What is expected:
Each entry below must be repeated exactly, with pictures left out.

The data:
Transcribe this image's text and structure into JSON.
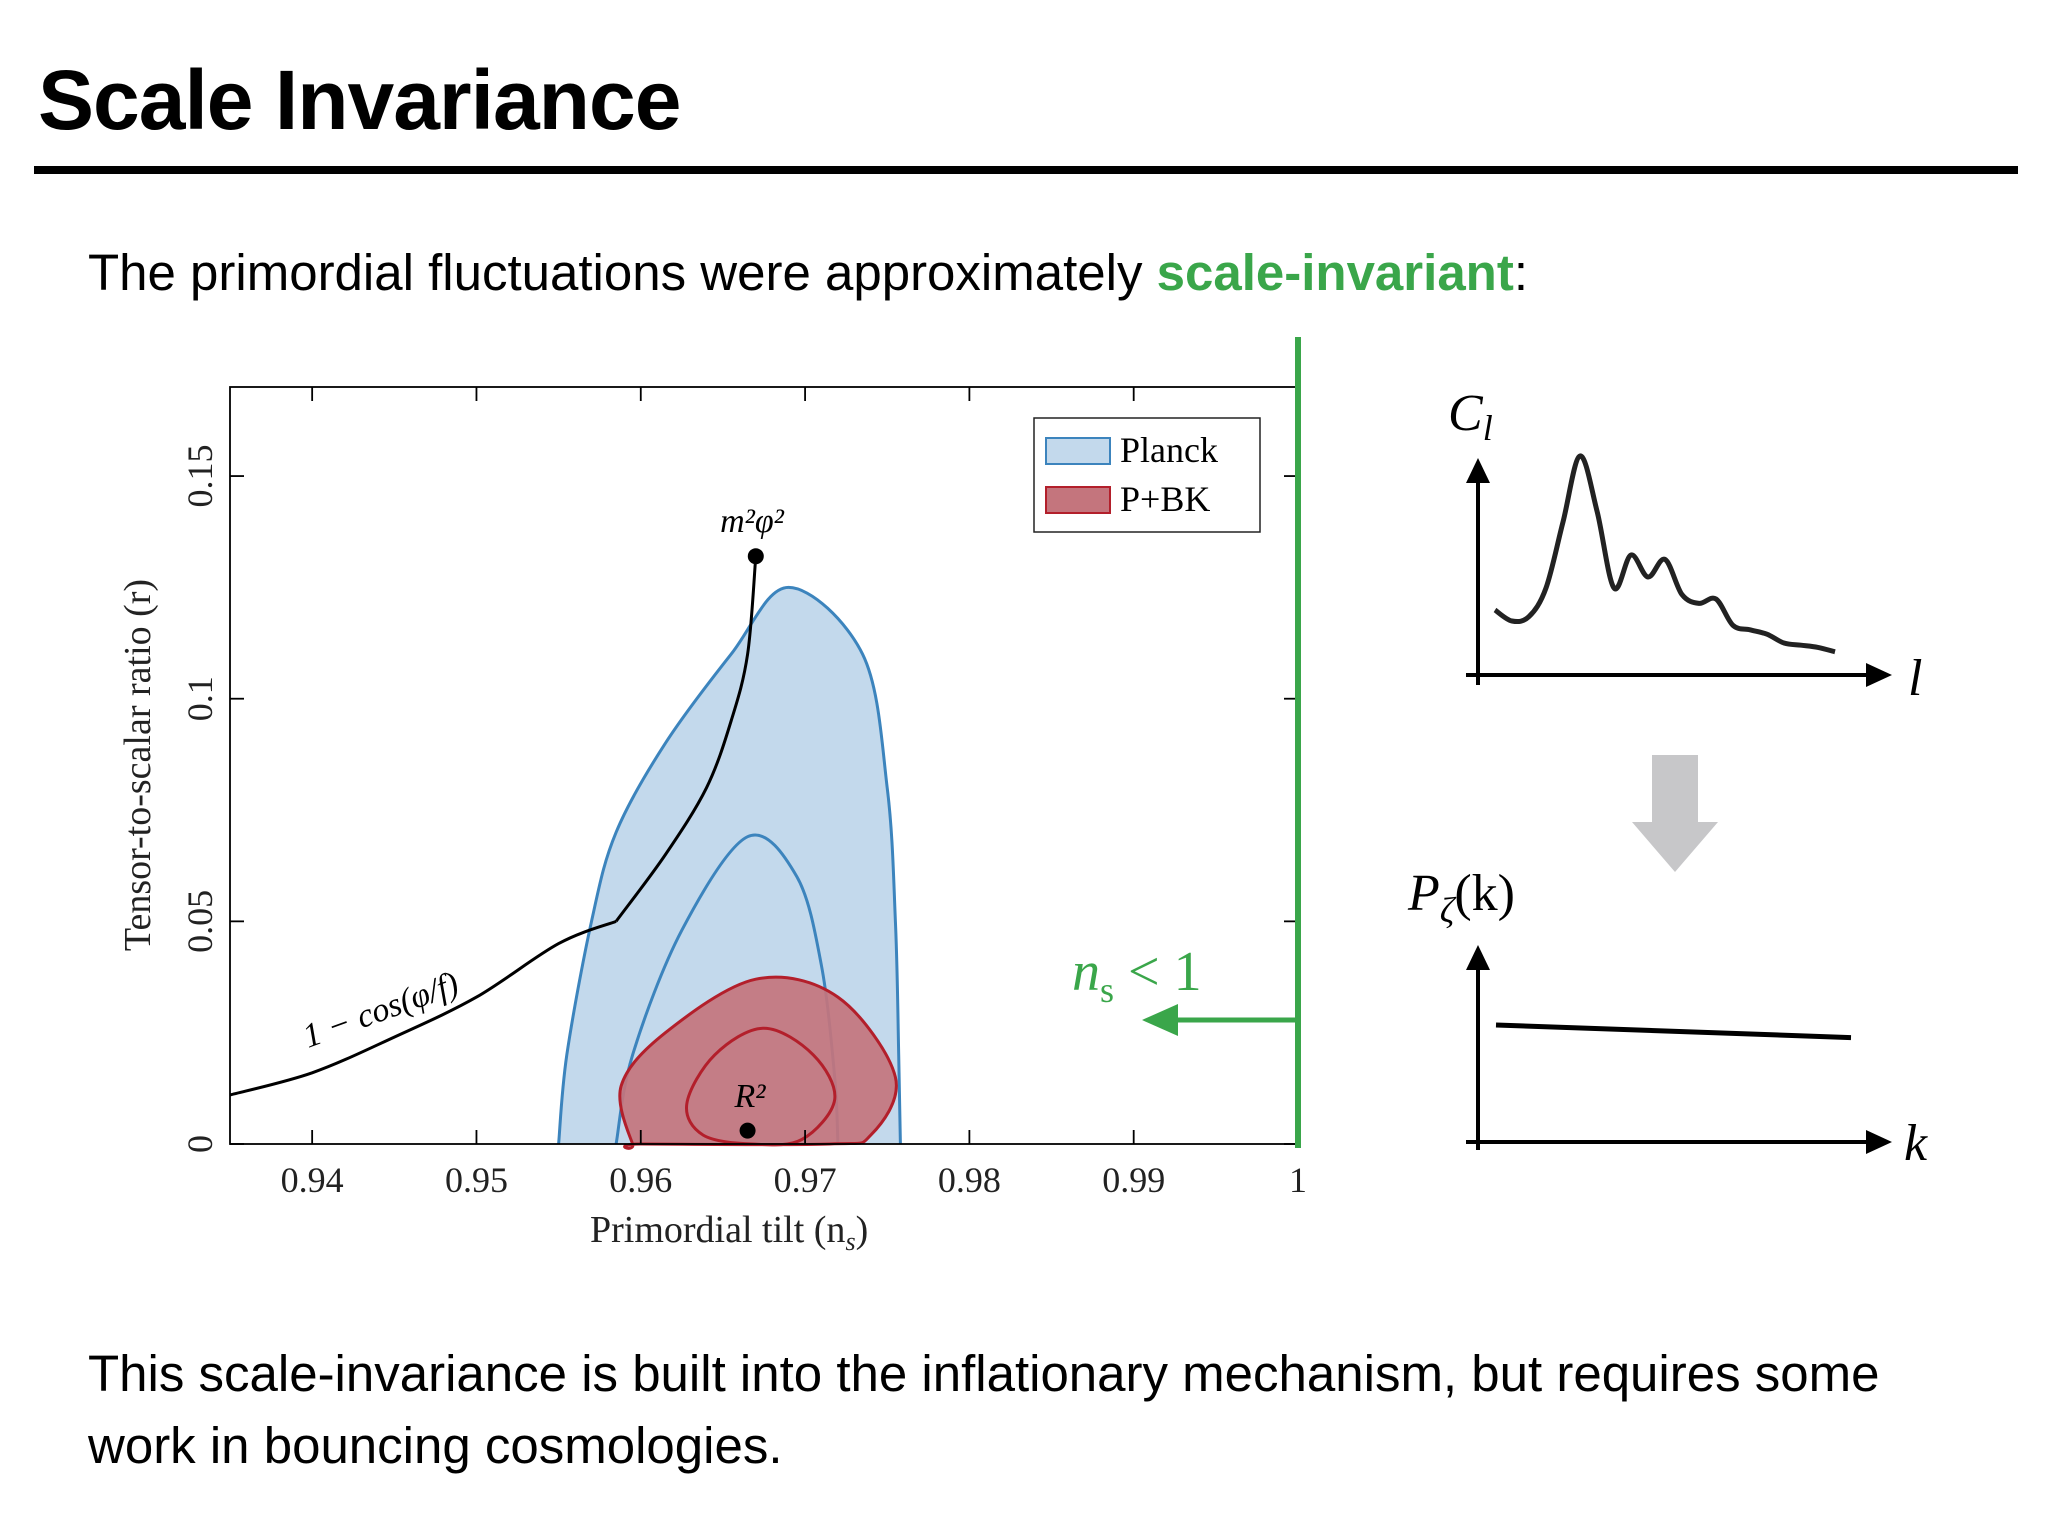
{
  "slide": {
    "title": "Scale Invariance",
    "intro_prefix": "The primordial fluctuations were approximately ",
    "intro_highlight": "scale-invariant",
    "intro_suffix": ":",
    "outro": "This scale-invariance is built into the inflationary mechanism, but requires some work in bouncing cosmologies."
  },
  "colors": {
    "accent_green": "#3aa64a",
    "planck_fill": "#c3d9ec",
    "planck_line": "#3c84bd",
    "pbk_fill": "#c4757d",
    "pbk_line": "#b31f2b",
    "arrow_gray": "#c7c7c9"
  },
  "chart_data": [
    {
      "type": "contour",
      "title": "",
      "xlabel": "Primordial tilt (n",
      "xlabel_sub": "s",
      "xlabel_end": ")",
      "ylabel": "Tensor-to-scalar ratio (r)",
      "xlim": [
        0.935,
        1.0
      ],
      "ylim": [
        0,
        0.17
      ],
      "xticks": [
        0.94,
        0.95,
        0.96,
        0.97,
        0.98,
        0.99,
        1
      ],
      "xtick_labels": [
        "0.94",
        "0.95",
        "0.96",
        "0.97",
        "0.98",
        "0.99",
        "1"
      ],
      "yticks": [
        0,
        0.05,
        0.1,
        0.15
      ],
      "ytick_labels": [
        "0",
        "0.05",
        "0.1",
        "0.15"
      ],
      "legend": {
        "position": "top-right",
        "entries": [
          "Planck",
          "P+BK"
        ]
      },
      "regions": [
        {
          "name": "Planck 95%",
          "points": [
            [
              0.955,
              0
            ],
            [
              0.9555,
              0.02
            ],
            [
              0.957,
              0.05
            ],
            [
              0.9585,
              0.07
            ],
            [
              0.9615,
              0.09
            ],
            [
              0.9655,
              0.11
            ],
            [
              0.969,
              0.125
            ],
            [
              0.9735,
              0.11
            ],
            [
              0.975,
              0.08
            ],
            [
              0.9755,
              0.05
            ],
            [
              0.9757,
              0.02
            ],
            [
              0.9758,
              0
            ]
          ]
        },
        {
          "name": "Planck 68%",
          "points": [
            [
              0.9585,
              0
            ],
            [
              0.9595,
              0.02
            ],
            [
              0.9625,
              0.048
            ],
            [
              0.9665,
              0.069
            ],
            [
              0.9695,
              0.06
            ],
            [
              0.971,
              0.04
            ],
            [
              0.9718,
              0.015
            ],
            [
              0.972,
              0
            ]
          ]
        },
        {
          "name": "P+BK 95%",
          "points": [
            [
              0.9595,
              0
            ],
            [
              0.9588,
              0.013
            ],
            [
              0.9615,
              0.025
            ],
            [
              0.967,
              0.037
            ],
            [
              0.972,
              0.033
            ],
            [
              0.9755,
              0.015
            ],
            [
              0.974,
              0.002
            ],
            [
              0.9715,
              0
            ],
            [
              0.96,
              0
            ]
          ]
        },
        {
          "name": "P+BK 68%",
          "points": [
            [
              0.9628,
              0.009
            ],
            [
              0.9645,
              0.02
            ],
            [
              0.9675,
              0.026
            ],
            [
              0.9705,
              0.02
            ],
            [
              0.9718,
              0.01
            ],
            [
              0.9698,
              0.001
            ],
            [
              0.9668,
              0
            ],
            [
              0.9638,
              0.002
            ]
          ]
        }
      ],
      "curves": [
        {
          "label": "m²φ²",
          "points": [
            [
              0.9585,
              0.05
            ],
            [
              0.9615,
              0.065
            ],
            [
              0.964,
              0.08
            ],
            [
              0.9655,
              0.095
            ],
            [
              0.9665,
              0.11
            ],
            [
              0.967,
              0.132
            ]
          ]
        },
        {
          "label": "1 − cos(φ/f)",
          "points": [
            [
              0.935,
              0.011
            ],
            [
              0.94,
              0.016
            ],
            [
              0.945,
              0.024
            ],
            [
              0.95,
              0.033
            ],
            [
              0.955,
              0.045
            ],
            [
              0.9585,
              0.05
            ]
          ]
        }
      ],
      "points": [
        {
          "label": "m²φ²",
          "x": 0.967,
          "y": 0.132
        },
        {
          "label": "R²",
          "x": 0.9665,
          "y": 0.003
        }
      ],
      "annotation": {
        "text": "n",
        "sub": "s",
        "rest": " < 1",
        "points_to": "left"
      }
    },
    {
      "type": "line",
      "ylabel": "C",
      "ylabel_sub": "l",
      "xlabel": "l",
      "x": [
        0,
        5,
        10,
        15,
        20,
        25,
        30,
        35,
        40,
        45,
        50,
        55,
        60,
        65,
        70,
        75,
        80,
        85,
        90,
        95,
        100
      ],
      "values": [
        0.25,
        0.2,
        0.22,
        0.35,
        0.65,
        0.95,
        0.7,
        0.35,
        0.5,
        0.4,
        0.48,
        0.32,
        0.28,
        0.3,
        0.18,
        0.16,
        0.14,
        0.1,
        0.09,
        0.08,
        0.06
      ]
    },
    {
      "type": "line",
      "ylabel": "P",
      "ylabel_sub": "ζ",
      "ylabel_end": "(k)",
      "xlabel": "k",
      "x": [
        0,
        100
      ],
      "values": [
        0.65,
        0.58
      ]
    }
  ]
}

The reply:
Transcribe this image's text and structure into JSON.
{
  "slide": {
    "title": "Scale Invariance",
    "intro_prefix": "The primordial fluctuations were approximately ",
    "intro_highlight": "scale-invariant",
    "intro_suffix": ":",
    "outro": "This scale-invariance is built into the inflationary mechanism, but requires some work in bouncing cosmologies."
  },
  "colors": {
    "accent_green": "#3aa64a",
    "planck_fill": "#c3d9ec",
    "planck_line": "#3c84bd",
    "pbk_fill": "#c4757d",
    "pbk_line": "#b31f2b",
    "arrow_gray": "#c7c7c9"
  },
  "chart_data": [
    {
      "type": "contour",
      "title": "",
      "xlabel": "Primordial tilt (n",
      "xlabel_sub": "s",
      "xlabel_end": ")",
      "ylabel": "Tensor-to-scalar ratio (r)",
      "xlim": [
        0.935,
        1.0
      ],
      "ylim": [
        0,
        0.17
      ],
      "xticks": [
        0.94,
        0.95,
        0.96,
        0.97,
        0.98,
        0.99,
        1
      ],
      "xtick_labels": [
        "0.94",
        "0.95",
        "0.96",
        "0.97",
        "0.98",
        "0.99",
        "1"
      ],
      "yticks": [
        0,
        0.05,
        0.1,
        0.15
      ],
      "ytick_labels": [
        "0",
        "0.05",
        "0.1",
        "0.15"
      ],
      "legend": {
        "position": "top-right",
        "entries": [
          "Planck",
          "P+BK"
        ]
      },
      "regions": [
        {
          "name": "Planck 95%",
          "points": [
            [
              0.955,
              0
            ],
            [
              0.9555,
              0.02
            ],
            [
              0.957,
              0.05
            ],
            [
              0.9585,
              0.07
            ],
            [
              0.9615,
              0.09
            ],
            [
              0.9655,
              0.11
            ],
            [
              0.969,
              0.125
            ],
            [
              0.9735,
              0.11
            ],
            [
              0.975,
              0.08
            ],
            [
              0.9755,
              0.05
            ],
            [
              0.9757,
              0.02
            ],
            [
              0.9758,
              0
            ]
          ]
        },
        {
          "name": "Planck 68%",
          "points": [
            [
              0.9585,
              0
            ],
            [
              0.9595,
              0.02
            ],
            [
              0.9625,
              0.048
            ],
            [
              0.9665,
              0.069
            ],
            [
              0.9695,
              0.06
            ],
            [
              0.971,
              0.04
            ],
            [
              0.9718,
              0.015
            ],
            [
              0.972,
              0
            ]
          ]
        },
        {
          "name": "P+BK 95%",
          "points": [
            [
              0.9595,
              0
            ],
            [
              0.9588,
              0.013
            ],
            [
              0.9615,
              0.025
            ],
            [
              0.967,
              0.037
            ],
            [
              0.972,
              0.033
            ],
            [
              0.9755,
              0.015
            ],
            [
              0.974,
              0.002
            ],
            [
              0.9715,
              0
            ],
            [
              0.96,
              0
            ]
          ]
        },
        {
          "name": "P+BK 68%",
          "points": [
            [
              0.9628,
              0.009
            ],
            [
              0.9645,
              0.02
            ],
            [
              0.9675,
              0.026
            ],
            [
              0.9705,
              0.02
            ],
            [
              0.9718,
              0.01
            ],
            [
              0.9698,
              0.001
            ],
            [
              0.9668,
              0
            ],
            [
              0.9638,
              0.002
            ]
          ]
        }
      ],
      "curves": [
        {
          "label": "m²φ²",
          "points": [
            [
              0.9585,
              0.05
            ],
            [
              0.9615,
              0.065
            ],
            [
              0.964,
              0.08
            ],
            [
              0.9655,
              0.095
            ],
            [
              0.9665,
              0.11
            ],
            [
              0.967,
              0.132
            ]
          ]
        },
        {
          "label": "1 − cos(φ/f)",
          "points": [
            [
              0.935,
              0.011
            ],
            [
              0.94,
              0.016
            ],
            [
              0.945,
              0.024
            ],
            [
              0.95,
              0.033
            ],
            [
              0.955,
              0.045
            ],
            [
              0.9585,
              0.05
            ]
          ]
        }
      ],
      "points": [
        {
          "label": "m²φ²",
          "x": 0.967,
          "y": 0.132
        },
        {
          "label": "R²",
          "x": 0.9665,
          "y": 0.003
        }
      ],
      "annotation": {
        "text": "n",
        "sub": "s",
        "rest": " < 1",
        "points_to": "left"
      }
    },
    {
      "type": "line",
      "ylabel": "C",
      "ylabel_sub": "l",
      "xlabel": "l",
      "x": [
        0,
        5,
        10,
        15,
        20,
        25,
        30,
        35,
        40,
        45,
        50,
        55,
        60,
        65,
        70,
        75,
        80,
        85,
        90,
        95,
        100
      ],
      "values": [
        0.25,
        0.2,
        0.22,
        0.35,
        0.65,
        0.95,
        0.7,
        0.35,
        0.5,
        0.4,
        0.48,
        0.32,
        0.28,
        0.3,
        0.18,
        0.16,
        0.14,
        0.1,
        0.09,
        0.08,
        0.06
      ]
    },
    {
      "type": "line",
      "ylabel": "P",
      "ylabel_sub": "ζ",
      "ylabel_end": "(k)",
      "xlabel": "k",
      "x": [
        0,
        100
      ],
      "values": [
        0.65,
        0.58
      ]
    }
  ]
}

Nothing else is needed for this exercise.